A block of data
-*-

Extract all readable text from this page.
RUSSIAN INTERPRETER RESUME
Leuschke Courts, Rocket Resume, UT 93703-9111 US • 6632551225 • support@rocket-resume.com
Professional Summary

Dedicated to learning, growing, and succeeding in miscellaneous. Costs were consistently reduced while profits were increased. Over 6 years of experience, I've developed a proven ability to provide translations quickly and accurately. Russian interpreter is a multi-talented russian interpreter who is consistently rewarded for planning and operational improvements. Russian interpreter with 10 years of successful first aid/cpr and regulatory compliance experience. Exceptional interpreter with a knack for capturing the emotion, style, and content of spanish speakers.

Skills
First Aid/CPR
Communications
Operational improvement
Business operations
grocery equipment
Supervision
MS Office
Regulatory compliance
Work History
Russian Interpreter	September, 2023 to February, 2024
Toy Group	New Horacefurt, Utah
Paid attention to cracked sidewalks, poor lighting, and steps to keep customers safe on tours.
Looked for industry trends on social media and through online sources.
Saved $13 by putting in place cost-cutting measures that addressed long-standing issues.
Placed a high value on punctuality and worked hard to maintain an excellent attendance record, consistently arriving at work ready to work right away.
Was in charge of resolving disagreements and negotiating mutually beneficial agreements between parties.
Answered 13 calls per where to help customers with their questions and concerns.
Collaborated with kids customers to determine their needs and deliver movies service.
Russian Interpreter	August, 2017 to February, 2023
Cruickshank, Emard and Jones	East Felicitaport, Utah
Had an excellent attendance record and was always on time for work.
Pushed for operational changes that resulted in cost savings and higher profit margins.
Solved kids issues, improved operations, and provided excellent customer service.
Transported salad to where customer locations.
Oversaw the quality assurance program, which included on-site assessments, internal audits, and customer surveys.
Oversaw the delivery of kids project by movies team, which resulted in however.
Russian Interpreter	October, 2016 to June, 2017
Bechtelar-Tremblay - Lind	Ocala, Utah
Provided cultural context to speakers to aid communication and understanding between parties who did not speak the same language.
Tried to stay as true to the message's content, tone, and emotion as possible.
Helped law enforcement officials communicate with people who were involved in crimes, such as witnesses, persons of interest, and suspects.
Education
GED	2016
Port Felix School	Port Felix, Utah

-*-

Instructions to follow
Output the records verbatim, from the first line to the last.

Solution to the exercise
Extract all readable text from this page.
RUSSIAN INTERPRETER RESUME
Leuschke Courts, Rocket Resume, UT 93703-9111 US • 6632551225 • support@rocket-resume.com
Professional Summary

Dedicated to learning, growing, and succeeding in miscellaneous. Costs were consistently reduced while profits were increased. Over 6 years of experience, I've developed a proven ability to provide translations quickly and accurately. Russian interpreter is a multi-talented russian interpreter who is consistently rewarded for planning and operational improvements. Russian interpreter with 10 years of successful first aid/cpr and regulatory compliance experience. Exceptional interpreter with a knack for capturing the emotion, style, and content of spanish speakers.

Skills
First Aid/CPR
Communications
Operational improvement
Business operations
grocery equipment
Supervision
MS Office
Regulatory compliance
Work History
Russian Interpreter	September, 2023 to February, 2024
Toy Group	New Horacefurt, Utah
Paid attention to cracked sidewalks, poor lighting, and steps to keep customers safe on tours.
Looked for industry trends on social media and through online sources.
Saved $13 by putting in place cost-cutting measures that addressed long-standing issues.
Placed a high value on punctuality and worked hard to maintain an excellent attendance record, consistently arriving at work ready to work right away.
Was in charge of resolving disagreements and negotiating mutually beneficial agreements between parties.
Answered 13 calls per where to help customers with their questions and concerns.
Collaborated with kids customers to determine their needs and deliver movies service.
Russian Interpreter	August, 2017 to February, 2023
Cruickshank, Emard and Jones	East Felicitaport, Utah
Had an excellent attendance record and was always on time for work.
Pushed for operational changes that resulted in cost savings and higher profit margins.
Solved kids issues, improved operations, and provided excellent customer service.
Transported salad to where customer locations.
Oversaw the quality assurance program, which included on-site assessments, internal audits, and customer surveys.
Oversaw the delivery of kids project by movies team, which resulted in however.
Russian Interpreter	October, 2016 to June, 2017
Bechtelar-Tremblay - Lind	Ocala, Utah
Provided cultural context to speakers to aid communication and understanding between parties who did not speak the same language.
Tried to stay as true to the message's content, tone, and emotion as possible.
Helped law enforcement officials communicate with people who were involved in crimes, such as witnesses, persons of interest, and suspects.
Education
GED	2016
Port Felix School	Port Felix, Utah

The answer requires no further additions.